(Dataset entries on figures)
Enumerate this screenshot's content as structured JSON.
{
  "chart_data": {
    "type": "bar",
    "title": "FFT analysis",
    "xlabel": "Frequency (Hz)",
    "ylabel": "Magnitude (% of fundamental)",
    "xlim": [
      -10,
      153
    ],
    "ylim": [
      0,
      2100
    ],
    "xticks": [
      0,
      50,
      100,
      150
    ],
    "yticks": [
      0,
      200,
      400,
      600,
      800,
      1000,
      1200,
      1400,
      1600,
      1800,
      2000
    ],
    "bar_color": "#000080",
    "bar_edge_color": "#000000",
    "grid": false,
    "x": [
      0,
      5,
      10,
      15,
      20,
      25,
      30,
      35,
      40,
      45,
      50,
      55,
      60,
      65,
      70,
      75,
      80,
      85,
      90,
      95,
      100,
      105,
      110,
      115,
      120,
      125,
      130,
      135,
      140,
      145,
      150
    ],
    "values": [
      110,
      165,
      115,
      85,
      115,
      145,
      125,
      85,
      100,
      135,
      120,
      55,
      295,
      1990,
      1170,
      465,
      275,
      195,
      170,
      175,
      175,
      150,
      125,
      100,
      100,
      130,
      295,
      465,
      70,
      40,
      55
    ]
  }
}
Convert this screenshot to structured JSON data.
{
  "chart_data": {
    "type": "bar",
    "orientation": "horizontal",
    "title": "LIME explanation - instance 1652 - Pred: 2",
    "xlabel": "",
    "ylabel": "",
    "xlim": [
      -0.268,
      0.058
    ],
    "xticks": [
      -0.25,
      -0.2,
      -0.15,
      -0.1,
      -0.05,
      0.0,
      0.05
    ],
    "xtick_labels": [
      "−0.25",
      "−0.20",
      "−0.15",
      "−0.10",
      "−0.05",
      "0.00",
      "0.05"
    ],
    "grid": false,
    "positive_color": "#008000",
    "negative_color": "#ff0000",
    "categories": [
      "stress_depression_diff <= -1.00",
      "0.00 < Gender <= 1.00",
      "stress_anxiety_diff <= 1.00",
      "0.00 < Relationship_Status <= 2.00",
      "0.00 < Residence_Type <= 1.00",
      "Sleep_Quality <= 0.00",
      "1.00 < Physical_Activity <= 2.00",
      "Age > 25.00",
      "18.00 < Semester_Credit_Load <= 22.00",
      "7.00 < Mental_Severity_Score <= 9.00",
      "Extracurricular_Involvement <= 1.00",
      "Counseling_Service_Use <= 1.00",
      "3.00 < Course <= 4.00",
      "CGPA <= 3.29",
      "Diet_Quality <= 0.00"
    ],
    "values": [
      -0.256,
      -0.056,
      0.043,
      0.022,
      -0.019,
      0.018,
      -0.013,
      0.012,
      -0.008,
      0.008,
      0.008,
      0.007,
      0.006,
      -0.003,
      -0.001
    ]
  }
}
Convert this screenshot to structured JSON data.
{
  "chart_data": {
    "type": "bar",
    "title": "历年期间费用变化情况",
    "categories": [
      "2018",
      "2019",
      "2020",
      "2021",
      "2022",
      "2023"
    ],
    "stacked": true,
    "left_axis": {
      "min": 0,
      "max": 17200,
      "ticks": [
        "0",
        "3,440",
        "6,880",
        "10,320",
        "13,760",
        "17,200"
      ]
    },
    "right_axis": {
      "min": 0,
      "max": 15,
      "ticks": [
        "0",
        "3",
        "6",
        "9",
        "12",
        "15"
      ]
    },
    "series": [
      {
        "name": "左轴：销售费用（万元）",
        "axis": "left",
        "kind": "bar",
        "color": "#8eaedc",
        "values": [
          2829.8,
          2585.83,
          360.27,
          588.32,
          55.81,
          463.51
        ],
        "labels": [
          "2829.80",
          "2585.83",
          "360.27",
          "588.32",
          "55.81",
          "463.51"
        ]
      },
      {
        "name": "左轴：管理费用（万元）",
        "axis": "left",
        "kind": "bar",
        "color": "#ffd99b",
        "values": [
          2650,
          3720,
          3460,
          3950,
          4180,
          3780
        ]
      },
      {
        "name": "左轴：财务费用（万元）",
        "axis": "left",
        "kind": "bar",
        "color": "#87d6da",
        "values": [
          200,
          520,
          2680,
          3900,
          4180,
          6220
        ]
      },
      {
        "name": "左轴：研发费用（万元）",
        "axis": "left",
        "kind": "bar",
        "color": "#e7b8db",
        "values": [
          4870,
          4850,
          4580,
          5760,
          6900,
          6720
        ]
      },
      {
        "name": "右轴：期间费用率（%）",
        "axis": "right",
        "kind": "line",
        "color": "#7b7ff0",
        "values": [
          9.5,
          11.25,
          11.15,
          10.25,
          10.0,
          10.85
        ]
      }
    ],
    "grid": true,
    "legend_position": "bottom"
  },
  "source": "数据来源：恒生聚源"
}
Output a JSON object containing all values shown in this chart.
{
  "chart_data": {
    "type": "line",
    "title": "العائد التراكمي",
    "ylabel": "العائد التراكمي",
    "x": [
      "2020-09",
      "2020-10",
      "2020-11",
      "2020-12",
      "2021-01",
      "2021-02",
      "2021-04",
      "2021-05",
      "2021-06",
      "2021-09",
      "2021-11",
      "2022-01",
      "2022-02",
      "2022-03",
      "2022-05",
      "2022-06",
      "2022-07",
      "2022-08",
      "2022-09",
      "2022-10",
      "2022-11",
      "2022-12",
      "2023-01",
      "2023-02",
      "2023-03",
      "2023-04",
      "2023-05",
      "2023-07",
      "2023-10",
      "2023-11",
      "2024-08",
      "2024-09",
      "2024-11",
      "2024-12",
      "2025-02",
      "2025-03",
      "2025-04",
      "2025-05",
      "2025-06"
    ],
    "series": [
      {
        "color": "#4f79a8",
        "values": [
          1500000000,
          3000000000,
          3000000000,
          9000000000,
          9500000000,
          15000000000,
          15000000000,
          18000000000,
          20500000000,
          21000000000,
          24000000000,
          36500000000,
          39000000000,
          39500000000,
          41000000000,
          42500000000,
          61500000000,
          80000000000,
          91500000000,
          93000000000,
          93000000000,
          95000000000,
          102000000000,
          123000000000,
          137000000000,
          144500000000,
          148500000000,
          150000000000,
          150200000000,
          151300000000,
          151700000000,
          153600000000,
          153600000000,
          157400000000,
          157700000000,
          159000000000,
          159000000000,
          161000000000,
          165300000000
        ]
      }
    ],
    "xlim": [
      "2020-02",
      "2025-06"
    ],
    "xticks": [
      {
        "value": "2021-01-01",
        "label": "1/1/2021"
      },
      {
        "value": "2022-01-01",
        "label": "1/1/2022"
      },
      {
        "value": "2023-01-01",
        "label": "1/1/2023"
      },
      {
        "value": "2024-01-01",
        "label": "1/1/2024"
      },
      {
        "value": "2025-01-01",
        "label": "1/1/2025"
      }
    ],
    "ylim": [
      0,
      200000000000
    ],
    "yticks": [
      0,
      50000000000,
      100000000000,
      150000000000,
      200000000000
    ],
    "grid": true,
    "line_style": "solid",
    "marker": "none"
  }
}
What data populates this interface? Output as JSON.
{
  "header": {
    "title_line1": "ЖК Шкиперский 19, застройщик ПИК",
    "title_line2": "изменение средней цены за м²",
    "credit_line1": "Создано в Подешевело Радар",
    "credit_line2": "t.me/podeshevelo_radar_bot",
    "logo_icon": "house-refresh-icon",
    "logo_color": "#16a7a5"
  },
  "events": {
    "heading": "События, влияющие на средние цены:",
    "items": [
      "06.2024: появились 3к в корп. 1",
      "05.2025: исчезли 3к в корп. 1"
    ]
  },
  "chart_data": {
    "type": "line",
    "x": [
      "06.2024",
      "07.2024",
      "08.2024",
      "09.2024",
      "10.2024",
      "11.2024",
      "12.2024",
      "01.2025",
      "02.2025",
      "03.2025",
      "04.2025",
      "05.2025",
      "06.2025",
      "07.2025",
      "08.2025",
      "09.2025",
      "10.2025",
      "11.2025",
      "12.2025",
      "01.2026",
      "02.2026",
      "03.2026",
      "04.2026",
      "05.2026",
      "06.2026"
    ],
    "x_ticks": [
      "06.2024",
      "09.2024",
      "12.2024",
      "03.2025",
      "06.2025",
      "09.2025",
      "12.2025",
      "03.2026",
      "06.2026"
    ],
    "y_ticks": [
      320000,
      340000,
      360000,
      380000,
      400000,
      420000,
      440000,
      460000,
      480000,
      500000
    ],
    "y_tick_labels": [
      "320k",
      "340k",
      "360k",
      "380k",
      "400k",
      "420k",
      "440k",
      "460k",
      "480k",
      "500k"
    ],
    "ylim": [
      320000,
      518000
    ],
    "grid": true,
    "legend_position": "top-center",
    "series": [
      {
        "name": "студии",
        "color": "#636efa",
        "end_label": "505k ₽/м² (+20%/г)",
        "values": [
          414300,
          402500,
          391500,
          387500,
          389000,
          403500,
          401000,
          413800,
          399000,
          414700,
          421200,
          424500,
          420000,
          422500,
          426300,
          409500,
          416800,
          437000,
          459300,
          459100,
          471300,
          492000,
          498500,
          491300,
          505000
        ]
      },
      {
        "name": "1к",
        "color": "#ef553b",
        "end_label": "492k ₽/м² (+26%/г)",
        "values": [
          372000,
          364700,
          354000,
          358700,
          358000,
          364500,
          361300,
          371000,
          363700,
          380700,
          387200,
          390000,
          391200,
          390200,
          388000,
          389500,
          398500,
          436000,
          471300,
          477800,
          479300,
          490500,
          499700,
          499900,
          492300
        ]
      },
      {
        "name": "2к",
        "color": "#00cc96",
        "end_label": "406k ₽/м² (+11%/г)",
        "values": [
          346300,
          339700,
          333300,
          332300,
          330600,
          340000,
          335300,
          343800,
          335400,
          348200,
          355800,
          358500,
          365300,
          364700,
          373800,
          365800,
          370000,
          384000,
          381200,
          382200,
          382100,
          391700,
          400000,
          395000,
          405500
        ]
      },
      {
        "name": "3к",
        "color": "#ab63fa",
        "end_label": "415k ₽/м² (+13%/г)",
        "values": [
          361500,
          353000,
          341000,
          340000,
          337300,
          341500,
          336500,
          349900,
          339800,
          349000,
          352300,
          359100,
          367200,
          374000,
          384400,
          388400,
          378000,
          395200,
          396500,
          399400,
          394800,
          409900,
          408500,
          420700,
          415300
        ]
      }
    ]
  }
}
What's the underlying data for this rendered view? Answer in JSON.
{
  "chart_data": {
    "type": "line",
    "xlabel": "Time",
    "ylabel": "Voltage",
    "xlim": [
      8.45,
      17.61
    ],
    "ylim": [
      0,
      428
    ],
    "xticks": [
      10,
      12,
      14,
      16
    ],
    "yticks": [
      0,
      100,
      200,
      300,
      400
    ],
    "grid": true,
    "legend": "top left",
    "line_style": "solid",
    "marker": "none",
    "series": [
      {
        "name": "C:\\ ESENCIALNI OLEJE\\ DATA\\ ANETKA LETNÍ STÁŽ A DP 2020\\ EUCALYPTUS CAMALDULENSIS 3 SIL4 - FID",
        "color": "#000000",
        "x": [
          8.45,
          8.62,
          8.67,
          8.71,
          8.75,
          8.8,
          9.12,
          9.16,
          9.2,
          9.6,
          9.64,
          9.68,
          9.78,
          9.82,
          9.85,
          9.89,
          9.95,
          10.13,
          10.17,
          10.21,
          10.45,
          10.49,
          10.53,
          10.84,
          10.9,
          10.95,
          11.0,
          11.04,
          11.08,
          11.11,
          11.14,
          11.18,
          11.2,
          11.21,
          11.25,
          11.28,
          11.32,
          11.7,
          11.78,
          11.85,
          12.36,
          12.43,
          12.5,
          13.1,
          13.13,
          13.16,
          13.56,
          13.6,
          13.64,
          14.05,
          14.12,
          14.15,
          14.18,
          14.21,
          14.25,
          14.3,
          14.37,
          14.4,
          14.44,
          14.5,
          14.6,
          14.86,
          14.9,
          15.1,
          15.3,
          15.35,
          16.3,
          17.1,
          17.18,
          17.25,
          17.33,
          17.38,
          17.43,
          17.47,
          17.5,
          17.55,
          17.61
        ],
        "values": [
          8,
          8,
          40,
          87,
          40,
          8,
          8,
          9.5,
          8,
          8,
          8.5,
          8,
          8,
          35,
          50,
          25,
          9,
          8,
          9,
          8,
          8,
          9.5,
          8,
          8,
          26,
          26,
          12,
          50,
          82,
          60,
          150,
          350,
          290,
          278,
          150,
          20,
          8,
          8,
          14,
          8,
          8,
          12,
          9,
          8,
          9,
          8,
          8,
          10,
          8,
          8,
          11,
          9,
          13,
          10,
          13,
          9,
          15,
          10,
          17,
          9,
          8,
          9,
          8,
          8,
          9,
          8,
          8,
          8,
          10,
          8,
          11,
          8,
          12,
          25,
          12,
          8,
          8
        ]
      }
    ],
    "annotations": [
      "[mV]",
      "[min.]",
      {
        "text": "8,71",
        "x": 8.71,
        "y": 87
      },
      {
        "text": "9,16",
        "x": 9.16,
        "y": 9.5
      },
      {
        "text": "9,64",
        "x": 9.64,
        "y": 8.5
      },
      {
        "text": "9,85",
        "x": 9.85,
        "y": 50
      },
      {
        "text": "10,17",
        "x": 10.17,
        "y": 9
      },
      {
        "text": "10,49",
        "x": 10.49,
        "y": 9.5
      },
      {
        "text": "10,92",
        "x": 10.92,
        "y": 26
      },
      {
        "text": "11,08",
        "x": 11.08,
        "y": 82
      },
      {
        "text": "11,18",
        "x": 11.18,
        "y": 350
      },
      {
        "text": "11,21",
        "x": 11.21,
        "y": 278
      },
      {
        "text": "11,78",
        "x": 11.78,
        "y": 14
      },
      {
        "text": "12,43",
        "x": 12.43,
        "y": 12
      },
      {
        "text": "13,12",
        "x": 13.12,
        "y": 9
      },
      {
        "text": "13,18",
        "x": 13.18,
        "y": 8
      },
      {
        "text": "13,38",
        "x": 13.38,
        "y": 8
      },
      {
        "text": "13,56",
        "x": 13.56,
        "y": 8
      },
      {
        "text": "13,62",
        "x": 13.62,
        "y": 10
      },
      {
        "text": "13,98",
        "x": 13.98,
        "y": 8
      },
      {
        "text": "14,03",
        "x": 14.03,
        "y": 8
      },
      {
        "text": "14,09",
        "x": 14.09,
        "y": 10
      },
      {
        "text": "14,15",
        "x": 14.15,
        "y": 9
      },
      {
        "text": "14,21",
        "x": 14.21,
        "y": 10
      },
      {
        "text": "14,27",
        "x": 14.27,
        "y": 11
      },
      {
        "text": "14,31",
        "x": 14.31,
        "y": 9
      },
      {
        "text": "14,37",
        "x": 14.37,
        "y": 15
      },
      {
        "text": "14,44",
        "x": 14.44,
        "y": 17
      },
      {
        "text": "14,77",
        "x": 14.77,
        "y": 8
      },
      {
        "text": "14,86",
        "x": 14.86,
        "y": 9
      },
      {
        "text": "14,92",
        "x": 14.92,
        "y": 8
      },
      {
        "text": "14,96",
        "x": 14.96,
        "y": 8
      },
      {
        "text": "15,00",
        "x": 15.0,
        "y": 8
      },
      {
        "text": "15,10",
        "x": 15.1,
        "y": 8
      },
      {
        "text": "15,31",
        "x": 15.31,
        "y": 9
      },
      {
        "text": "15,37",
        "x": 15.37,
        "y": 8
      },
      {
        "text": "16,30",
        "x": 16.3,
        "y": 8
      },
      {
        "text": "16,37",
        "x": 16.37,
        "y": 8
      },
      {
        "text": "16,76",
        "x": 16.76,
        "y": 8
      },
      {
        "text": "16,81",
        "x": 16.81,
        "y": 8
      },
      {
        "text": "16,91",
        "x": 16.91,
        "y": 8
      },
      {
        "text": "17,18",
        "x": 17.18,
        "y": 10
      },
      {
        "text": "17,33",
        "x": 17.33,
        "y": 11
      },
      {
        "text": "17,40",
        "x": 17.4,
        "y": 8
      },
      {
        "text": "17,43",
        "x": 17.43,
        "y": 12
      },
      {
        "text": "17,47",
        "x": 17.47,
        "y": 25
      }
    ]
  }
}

● **Problem to work on**
Write out every line from the entries where "What" appears.

● **Output below**
What data populates this interface? Output as JSON.
What's the underlying data for this rendered view? Answer in JSON.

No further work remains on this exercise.